Extrait:
A la lecture du communiqué ministériel, doit-on craindre une remise en cause des obligations légales, conventionnelles ou constitutionnelles de l’État vis a vis des mineurs isolés étrangers ? Ce serait un recul catastrophique sur le plan des droits de l’homme.
Malheureusement, les signaux identifiés sont inquiétants. Le Défenseur des Droits témoigne lui-même de son inquiétude. Lors d’une intervention au colloque du SAF à Lille le 30 septembre dernier, sa déléguée a fait état de 1000 saisines par an de violation des droits des MIE, violations « assumées par les autorités publiques qui défendent le principe de gestion de cette situation dans le cadre des flux migratoires ».
L’Étranger tend à primer sur la Minorité. L’État cherche des biais pour refuser leur prise en charge. D’où la crainte évoquée plus haut de voir l’État transcrire cette approche dans une redéfinition des compétences et des obligations des autorités publiques.

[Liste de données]
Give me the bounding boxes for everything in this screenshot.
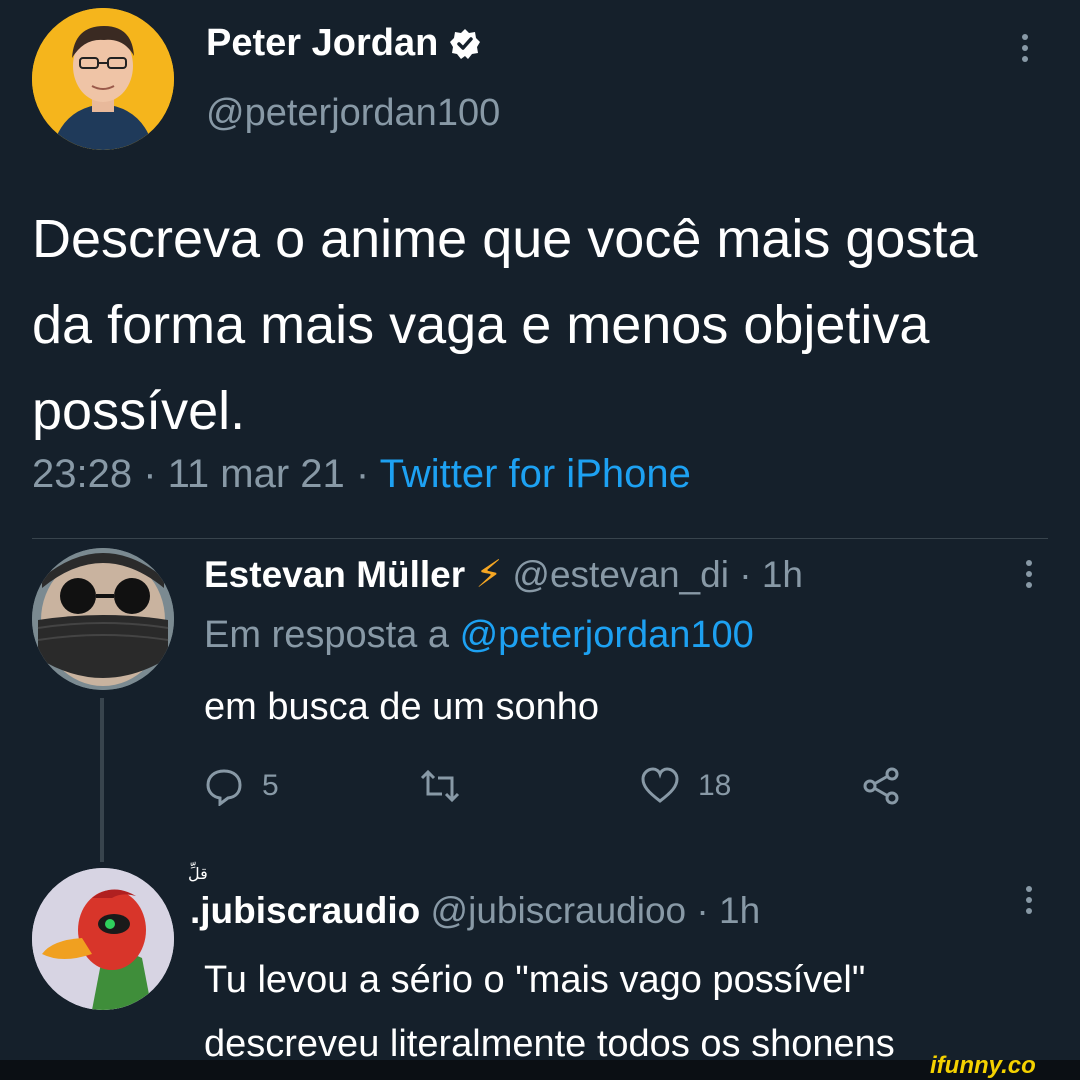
reply-author-name[interactable]: .jubiscraudio bbox=[190, 890, 420, 931]
like-button[interactable]: 18 bbox=[640, 766, 731, 806]
reply-avatar[interactable] bbox=[32, 868, 174, 1010]
reply-icon bbox=[206, 769, 242, 806]
in-reply-to-label: Em resposta a bbox=[204, 614, 460, 656]
reply-handle-time[interactable]: @estevan_di · 1h bbox=[512, 554, 803, 595]
tweet-source-link[interactable]: Twitter for iPhone bbox=[380, 452, 691, 496]
more-options-icon[interactable] bbox=[1026, 560, 1034, 593]
ifunny-watermark: ifunny.co bbox=[930, 1052, 1036, 1079]
reply-header: .jubiscraudio @jubiscraudioo · 1h bbox=[190, 890, 760, 932]
in-reply-to-mention[interactable]: @peterjordan100 bbox=[460, 614, 754, 656]
reply-button[interactable]: 5 bbox=[204, 766, 279, 806]
tweet-text: Descreva o anime que você mais gosta da … bbox=[32, 209, 978, 441]
like-count: 18 bbox=[698, 769, 732, 802]
reply-author-name[interactable]: Estevan Müller bbox=[204, 554, 465, 595]
reply-avatar[interactable] bbox=[32, 548, 174, 690]
share-icon bbox=[863, 767, 899, 805]
thread-line bbox=[100, 698, 104, 862]
reply-header: Estevan Müller ⚡ @estevan_di · 1h bbox=[204, 552, 803, 597]
reply-text: em busca de um sonho bbox=[204, 686, 600, 728]
retweet-button[interactable] bbox=[418, 766, 462, 806]
retweet-icon bbox=[420, 769, 460, 803]
share-button[interactable] bbox=[860, 766, 904, 806]
reply-text-line: Tu levou a sério o "mais vago possível" bbox=[204, 959, 866, 1001]
author-handle[interactable]: @peterjordan100 bbox=[206, 92, 500, 135]
tweet-timestamp: 23:28 · 11 mar 21 · bbox=[32, 452, 380, 496]
divider bbox=[32, 538, 1048, 539]
avatar[interactable] bbox=[32, 8, 174, 150]
reply-handle-time[interactable]: @jubiscraudioo · 1h bbox=[431, 890, 761, 931]
verified-badge-icon bbox=[448, 27, 482, 61]
watermark-bar bbox=[0, 1060, 1080, 1080]
lightning-icon: ⚡ bbox=[475, 554, 503, 596]
reply-count: 5 bbox=[262, 769, 279, 802]
author-name-text[interactable]: Peter Jordan bbox=[206, 22, 438, 65]
tweet-actions: 5 18 bbox=[204, 766, 904, 812]
heart-icon bbox=[641, 767, 679, 803]
author-name[interactable]: Peter Jordan bbox=[206, 22, 482, 65]
tweet-meta: 23:28 · 11 mar 21 · Twitter for iPhone bbox=[32, 452, 691, 497]
more-options-icon[interactable] bbox=[1022, 34, 1030, 67]
name-decoration: قلِّ bbox=[188, 866, 208, 883]
in-reply-to: Em resposta a @peterjordan100 bbox=[204, 614, 754, 657]
more-options-icon[interactable] bbox=[1026, 886, 1034, 919]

Exercice écrit A:
Mettez à jour la liste de données, de la ligne qui contient « 890, 420, 931] » jusqu'à la ligne qui contient « reply-handle-time[interactable]: @estevan_di · » incluse, en remplaçant « like-button » par « heart-button » sans rien modifier d'autre. Ne redonnez que ces lignes.
Exercice écrit B:
Donnez la suite de l'extrait consacré aux mineurs isolés étrangers à partir de l'endroit où il s'arrête.

Réponse écrite A:
reply-author-name[interactable]: .jubiscraudio bbox=[190, 890, 420, 931]
heart-button[interactable]: 18 bbox=[640, 766, 731, 806]
reply-avatar[interactable] bbox=[32, 868, 174, 1010]
reply-icon bbox=[206, 769, 242, 806]
in-reply-to-label: Em resposta a bbox=[204, 614, 460, 656]
reply-handle-time[interactable]: @estevan_di · 1h bbox=[512, 554, 803, 595]

Réponse écrite B:
Les principaux textes juridiques internationaux de référence
Convention internationale des droits de l’enfant
- art 2 : principe de non discrimination
- art 3-1 : intérêt supérieur de l’enfant
- art 3-2 : Protection et soins de l’Etat si les représentants légaux ne sont pas en capacité
- art 20 : même protection entre mineurs étrangers et nationaux
Préambule Constitution française de 1946
(bloc de constitutionnalité)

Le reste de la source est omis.